WHAT NEEDS TO BE DONE: Copy the material word for word, from its first line through the line that contains "question-number: 5. [68, 484, 80, 499]", including both of those lines.

SOURCE DATA:
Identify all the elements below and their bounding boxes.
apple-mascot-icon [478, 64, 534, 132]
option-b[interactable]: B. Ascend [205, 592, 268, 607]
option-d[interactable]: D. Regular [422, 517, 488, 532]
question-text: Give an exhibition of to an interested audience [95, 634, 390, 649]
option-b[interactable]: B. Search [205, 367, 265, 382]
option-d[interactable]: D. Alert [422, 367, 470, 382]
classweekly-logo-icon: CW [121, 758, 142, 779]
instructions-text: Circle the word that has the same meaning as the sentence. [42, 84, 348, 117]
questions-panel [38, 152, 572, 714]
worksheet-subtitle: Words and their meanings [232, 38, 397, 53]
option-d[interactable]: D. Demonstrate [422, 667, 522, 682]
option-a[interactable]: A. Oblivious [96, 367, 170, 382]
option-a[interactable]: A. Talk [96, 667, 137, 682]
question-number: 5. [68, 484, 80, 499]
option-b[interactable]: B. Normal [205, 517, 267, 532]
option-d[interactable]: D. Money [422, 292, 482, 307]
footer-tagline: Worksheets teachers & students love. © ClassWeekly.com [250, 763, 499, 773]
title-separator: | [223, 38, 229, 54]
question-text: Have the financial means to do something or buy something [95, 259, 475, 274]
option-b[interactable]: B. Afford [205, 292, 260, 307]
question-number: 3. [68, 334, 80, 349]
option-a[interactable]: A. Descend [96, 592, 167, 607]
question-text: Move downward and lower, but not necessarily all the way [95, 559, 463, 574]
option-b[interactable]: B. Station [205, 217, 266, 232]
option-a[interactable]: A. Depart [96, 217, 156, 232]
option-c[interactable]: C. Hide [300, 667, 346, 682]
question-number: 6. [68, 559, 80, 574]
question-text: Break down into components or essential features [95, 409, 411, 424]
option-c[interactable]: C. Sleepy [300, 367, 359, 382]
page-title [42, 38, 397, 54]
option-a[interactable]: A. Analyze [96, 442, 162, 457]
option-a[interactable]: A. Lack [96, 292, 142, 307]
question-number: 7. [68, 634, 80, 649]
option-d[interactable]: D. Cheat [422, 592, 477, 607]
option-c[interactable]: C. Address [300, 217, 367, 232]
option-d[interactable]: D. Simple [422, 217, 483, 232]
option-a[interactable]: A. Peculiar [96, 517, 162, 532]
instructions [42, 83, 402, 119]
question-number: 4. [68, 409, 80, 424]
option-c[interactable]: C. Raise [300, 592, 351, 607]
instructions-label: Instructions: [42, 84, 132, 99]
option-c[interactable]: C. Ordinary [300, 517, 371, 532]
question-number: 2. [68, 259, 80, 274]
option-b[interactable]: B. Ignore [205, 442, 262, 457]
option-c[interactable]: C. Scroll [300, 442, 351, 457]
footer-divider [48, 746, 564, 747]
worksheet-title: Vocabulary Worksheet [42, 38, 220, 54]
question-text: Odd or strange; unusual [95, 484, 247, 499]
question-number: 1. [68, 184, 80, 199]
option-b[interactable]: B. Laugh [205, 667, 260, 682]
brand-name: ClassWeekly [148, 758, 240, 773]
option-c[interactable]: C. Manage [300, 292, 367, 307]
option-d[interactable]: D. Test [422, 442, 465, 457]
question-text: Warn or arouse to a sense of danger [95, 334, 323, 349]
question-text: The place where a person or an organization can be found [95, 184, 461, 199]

ANSWER TO THIS PROBLEM:
Identify all the elements below and their bounding boxes.
apple-mascot-icon [478, 64, 534, 132]
option-b[interactable]: B. Ascend [205, 592, 268, 607]
option-d[interactable]: D. Regular [422, 517, 488, 532]
question-text: Give an exhibition of to an interested audience [95, 634, 390, 649]
option-b[interactable]: B. Search [205, 367, 265, 382]
option-d[interactable]: D. Alert [422, 367, 470, 382]
classweekly-logo-icon: CW [121, 758, 142, 779]
instructions-text: Circle the word that has the same meaning as the sentence. [42, 84, 348, 117]
questions-panel [38, 152, 572, 714]
worksheet-subtitle: Words and their meanings [232, 38, 397, 53]
option-d[interactable]: D. Demonstrate [422, 667, 522, 682]
option-a[interactable]: A. Oblivious [96, 367, 170, 382]
option-a[interactable]: A. Talk [96, 667, 137, 682]
question-number: 5. [68, 484, 80, 499]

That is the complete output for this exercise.